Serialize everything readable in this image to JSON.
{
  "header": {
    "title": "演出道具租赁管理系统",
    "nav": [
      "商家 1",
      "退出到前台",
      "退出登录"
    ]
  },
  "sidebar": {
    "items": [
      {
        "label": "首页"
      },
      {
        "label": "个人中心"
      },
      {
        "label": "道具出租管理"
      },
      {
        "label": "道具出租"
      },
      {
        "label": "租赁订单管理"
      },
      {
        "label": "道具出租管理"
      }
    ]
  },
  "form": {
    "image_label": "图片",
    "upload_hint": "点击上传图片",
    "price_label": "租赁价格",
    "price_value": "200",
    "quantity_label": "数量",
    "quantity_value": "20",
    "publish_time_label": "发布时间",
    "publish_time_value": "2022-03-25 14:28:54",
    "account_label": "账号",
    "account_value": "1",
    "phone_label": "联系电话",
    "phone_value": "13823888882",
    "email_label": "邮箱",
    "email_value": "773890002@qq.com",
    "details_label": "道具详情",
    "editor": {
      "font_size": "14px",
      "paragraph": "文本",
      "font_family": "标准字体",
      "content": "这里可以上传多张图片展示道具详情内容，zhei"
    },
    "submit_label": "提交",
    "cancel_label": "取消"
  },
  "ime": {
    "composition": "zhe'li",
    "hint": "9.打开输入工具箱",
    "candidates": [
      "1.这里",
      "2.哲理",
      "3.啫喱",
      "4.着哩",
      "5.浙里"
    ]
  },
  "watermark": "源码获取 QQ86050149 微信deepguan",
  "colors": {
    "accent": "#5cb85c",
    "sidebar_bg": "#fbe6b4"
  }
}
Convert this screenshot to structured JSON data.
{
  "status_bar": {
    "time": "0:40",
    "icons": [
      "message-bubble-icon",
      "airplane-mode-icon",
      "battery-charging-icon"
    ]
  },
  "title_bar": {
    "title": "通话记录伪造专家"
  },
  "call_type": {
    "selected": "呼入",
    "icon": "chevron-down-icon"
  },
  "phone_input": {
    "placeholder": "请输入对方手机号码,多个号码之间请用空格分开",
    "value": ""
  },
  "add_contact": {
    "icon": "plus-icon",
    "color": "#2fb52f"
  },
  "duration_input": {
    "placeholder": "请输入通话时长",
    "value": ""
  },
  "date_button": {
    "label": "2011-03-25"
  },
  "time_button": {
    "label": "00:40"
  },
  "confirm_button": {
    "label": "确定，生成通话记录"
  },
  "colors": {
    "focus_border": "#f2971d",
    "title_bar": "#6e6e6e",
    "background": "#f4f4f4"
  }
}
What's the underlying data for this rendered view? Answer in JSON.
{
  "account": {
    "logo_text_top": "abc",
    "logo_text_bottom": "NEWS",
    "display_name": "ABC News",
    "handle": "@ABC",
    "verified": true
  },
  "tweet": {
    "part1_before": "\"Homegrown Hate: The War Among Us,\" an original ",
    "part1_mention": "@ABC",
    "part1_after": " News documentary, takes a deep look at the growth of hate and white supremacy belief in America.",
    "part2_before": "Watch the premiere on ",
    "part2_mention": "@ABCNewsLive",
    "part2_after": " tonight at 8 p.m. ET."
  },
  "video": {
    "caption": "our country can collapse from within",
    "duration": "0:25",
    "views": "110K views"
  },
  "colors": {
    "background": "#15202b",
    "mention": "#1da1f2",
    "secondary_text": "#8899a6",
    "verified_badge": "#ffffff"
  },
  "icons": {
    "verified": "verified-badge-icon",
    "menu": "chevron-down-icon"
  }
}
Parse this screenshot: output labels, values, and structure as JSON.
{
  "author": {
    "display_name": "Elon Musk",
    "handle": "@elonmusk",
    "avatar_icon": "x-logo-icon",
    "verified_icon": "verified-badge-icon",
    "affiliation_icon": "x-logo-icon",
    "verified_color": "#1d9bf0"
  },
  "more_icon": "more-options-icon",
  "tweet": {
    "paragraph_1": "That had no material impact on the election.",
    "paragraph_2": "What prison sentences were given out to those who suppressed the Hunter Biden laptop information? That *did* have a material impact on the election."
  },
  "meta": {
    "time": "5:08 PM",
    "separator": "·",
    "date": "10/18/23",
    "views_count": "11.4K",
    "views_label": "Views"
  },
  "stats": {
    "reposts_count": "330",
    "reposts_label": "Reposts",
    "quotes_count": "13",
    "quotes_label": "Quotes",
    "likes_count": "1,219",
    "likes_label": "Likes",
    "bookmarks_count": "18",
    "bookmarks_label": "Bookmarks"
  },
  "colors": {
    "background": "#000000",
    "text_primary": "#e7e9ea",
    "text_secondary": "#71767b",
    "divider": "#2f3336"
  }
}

- TASK DETAILS: In the entries above, find every line holding the word "That" and copy it out.

- CORRECT RESPONSE:
    "paragraph_1": "That had no material impact on the election.",
    "paragraph_2": "What prison sentences were given out to those who suppressed the Hunter Biden laptop information? That *did* have a material impact on the election."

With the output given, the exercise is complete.